* SET PROBLEM *
Pull out every line below that holds the word "queues".

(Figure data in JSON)
## START

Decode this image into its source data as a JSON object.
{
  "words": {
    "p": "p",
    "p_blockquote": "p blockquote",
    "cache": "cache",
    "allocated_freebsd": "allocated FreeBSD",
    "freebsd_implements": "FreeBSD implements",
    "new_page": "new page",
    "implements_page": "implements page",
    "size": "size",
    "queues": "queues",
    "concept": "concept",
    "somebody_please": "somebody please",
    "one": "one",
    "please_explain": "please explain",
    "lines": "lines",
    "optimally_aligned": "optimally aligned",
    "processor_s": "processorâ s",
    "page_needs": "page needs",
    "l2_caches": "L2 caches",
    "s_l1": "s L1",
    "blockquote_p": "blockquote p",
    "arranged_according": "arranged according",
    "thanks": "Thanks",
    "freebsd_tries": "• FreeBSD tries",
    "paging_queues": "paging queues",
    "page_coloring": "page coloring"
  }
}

## END
## START

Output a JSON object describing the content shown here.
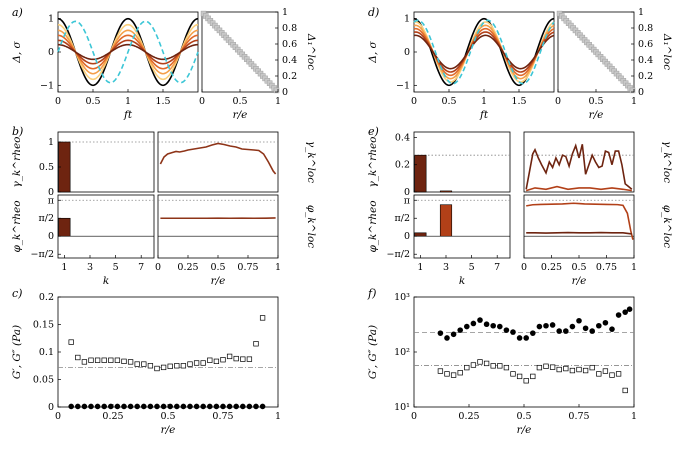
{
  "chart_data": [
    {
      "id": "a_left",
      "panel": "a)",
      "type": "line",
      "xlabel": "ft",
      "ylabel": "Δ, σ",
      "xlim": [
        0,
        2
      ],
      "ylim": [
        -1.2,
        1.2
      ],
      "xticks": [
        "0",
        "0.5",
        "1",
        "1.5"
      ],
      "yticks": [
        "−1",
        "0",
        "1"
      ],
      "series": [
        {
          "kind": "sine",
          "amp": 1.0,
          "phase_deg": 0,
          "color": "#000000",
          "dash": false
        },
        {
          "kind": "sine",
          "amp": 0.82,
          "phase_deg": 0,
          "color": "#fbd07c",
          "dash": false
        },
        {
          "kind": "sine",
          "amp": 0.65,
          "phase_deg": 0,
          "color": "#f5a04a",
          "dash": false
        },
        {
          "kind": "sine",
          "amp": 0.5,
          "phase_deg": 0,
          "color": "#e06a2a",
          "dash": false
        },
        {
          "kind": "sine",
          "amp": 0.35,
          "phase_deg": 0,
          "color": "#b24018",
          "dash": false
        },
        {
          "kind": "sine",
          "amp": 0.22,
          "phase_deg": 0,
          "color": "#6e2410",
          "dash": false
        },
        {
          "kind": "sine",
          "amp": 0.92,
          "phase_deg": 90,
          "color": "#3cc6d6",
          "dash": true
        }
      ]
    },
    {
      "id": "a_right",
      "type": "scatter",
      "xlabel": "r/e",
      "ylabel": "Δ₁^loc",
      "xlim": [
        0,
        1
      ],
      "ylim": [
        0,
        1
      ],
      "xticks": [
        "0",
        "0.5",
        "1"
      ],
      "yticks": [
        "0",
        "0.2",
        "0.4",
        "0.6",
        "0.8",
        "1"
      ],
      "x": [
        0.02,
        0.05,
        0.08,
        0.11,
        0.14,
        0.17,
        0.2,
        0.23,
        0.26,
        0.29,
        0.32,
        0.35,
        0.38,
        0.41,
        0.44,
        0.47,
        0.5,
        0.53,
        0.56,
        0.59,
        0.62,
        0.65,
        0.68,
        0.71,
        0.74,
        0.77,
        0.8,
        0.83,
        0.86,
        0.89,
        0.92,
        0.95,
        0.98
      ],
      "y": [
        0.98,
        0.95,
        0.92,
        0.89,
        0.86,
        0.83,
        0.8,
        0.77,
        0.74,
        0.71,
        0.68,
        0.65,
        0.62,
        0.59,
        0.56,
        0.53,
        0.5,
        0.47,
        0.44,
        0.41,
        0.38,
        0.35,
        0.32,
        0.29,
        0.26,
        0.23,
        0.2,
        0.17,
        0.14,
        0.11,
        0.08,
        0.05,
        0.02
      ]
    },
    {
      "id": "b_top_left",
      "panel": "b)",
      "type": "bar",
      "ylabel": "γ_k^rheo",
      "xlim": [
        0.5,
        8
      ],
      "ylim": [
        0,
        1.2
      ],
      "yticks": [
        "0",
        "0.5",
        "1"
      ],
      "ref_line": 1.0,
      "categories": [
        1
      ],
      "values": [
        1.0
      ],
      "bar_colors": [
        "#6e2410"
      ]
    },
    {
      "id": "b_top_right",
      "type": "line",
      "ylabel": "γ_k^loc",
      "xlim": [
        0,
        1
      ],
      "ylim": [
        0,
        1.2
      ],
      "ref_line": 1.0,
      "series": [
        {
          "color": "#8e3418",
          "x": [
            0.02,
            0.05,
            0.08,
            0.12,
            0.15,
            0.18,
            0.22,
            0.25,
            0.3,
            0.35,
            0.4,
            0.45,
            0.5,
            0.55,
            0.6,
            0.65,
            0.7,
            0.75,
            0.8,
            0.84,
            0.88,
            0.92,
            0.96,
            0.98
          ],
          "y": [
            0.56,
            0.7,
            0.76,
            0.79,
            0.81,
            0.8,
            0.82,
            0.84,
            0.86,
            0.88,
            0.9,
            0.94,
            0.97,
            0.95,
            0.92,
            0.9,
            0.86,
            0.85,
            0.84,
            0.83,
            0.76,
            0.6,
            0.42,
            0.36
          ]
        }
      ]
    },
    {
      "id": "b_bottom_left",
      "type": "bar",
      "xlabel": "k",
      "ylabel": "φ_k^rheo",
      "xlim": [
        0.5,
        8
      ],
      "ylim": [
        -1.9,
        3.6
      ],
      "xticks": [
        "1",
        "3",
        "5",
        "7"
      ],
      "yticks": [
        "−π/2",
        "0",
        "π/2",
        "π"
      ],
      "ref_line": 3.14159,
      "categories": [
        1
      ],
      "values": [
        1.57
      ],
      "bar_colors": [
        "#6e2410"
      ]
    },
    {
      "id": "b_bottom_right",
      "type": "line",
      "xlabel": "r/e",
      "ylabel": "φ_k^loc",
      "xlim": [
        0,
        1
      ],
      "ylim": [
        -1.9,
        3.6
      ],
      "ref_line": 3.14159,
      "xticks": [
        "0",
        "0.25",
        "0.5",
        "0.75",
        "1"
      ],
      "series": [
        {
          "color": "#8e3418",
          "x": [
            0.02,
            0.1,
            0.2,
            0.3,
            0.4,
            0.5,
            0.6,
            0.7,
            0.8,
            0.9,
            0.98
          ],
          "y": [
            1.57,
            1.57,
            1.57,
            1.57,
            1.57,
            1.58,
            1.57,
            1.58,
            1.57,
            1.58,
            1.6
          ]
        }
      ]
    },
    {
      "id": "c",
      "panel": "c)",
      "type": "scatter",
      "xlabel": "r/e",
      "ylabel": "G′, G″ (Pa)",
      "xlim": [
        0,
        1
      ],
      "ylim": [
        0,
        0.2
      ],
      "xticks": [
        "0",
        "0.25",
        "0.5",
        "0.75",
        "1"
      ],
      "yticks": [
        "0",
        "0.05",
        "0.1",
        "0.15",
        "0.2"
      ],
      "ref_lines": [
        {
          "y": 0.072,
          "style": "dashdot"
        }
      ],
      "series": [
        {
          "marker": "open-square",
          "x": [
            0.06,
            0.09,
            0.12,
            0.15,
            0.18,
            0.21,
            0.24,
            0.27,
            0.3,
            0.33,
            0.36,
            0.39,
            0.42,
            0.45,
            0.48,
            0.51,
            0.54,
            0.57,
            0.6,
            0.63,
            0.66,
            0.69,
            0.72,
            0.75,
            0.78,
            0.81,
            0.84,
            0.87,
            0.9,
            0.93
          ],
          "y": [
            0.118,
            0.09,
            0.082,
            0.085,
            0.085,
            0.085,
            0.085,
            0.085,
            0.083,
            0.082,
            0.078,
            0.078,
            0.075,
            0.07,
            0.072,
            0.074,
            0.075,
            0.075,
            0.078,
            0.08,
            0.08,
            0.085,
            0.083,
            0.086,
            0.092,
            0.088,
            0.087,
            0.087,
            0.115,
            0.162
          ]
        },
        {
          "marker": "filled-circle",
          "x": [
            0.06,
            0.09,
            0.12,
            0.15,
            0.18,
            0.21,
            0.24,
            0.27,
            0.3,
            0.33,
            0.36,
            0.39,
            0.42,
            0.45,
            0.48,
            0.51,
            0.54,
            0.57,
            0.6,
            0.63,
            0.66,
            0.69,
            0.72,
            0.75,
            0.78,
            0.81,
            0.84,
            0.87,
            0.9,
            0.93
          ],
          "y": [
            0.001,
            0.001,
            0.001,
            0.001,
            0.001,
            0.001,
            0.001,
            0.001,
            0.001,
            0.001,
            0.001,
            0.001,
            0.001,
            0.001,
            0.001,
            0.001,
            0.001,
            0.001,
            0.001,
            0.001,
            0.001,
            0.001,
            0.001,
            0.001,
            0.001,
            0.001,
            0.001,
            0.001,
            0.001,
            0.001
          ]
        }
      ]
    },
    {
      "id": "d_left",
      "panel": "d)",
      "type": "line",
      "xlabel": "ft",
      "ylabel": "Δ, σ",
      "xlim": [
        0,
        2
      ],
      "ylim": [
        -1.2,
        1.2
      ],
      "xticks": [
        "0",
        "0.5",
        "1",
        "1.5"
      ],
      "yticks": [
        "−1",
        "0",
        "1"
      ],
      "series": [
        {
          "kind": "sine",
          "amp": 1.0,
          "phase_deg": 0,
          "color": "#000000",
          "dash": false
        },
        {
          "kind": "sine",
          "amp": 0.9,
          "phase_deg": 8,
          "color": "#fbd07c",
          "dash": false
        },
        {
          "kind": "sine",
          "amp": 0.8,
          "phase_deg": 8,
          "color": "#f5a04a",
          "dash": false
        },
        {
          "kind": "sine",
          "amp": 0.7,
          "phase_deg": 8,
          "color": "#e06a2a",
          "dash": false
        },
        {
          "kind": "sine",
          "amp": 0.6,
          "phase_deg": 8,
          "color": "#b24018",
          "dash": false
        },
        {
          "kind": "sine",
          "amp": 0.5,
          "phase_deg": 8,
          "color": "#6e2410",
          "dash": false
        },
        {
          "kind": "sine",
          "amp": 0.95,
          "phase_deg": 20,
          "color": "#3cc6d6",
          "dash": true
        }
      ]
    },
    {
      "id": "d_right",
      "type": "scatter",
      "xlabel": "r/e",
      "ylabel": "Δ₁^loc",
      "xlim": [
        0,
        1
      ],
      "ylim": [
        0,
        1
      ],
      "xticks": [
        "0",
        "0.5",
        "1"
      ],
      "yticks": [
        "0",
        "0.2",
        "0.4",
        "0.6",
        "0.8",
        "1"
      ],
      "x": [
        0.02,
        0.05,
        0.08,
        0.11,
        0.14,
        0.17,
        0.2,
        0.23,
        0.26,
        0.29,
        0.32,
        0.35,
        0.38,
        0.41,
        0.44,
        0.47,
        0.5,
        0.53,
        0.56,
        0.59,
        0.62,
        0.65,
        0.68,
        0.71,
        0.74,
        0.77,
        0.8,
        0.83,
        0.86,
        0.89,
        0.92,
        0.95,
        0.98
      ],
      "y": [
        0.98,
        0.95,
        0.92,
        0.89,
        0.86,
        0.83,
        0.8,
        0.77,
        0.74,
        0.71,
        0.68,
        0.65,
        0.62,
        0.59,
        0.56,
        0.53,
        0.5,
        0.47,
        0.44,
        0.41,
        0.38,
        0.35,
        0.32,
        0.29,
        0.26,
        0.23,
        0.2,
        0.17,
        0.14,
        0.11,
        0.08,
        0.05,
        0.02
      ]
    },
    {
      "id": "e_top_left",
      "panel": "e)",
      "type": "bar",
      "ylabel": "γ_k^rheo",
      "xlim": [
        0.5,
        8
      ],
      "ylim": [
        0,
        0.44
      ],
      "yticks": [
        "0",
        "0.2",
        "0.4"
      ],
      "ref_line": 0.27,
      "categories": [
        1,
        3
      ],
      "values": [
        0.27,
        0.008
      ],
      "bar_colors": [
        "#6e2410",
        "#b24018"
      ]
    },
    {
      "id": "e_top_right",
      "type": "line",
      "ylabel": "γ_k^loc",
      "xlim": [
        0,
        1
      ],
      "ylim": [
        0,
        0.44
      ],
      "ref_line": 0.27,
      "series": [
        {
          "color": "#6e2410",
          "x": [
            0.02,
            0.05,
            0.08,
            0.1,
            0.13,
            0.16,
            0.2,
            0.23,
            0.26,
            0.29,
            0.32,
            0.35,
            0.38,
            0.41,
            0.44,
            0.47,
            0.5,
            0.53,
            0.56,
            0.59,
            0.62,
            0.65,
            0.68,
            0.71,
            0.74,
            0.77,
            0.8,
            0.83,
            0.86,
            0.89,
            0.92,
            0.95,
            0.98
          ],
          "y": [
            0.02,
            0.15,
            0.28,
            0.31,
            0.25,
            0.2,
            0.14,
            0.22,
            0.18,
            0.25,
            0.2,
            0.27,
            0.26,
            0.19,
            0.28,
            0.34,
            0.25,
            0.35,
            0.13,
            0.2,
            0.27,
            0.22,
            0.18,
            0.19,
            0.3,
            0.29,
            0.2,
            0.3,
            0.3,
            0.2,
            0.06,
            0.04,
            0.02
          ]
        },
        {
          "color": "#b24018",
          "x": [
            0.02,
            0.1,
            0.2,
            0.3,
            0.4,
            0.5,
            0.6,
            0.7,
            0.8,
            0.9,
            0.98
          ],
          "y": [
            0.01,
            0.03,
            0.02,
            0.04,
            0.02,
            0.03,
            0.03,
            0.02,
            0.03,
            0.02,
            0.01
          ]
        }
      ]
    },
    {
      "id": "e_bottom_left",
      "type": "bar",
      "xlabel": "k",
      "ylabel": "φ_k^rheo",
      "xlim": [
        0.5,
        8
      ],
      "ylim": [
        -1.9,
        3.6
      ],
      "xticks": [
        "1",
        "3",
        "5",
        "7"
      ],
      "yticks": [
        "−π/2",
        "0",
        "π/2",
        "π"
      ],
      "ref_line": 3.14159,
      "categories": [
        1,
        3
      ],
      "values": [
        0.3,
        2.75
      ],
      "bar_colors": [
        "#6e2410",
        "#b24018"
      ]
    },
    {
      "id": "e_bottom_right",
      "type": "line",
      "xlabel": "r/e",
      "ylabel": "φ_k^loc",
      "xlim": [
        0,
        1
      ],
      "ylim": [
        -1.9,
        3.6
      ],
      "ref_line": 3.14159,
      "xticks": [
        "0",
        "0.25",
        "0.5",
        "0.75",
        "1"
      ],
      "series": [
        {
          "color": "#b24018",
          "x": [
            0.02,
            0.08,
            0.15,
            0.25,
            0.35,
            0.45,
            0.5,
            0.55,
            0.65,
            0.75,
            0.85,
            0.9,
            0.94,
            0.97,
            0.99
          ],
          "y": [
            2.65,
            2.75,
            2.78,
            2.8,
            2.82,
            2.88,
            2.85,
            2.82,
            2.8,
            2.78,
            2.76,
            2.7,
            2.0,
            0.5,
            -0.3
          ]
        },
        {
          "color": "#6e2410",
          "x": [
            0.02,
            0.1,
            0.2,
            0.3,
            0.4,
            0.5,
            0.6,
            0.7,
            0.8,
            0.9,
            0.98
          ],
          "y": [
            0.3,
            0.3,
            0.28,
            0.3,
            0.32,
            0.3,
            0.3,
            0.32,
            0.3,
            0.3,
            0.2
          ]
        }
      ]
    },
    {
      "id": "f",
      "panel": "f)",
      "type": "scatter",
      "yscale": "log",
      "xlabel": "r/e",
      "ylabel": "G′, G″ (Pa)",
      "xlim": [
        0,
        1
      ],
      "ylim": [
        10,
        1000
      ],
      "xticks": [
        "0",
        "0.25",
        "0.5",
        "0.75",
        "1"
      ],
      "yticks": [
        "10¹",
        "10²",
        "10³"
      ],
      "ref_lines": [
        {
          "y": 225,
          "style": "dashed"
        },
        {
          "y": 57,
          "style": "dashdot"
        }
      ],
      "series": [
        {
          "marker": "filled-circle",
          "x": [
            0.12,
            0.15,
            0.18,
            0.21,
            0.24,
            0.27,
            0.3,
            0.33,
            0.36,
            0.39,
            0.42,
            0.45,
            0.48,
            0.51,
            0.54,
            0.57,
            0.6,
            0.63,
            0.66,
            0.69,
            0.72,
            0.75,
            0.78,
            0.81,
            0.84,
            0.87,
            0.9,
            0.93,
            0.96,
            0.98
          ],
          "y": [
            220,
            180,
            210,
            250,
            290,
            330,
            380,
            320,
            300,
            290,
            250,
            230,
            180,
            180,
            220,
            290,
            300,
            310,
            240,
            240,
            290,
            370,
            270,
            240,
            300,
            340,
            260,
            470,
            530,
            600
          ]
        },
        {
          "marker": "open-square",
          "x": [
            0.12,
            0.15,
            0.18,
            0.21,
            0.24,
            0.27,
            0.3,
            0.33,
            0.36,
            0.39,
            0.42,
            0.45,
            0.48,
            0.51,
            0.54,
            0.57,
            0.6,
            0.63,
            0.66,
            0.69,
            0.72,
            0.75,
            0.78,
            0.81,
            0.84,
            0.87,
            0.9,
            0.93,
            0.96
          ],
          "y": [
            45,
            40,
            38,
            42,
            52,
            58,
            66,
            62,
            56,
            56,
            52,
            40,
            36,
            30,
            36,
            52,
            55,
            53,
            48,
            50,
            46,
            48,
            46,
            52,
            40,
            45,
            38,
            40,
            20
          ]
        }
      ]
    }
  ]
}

## END

* REPLY *
    "queues": "queues",
    "paging_queues": "paging queues",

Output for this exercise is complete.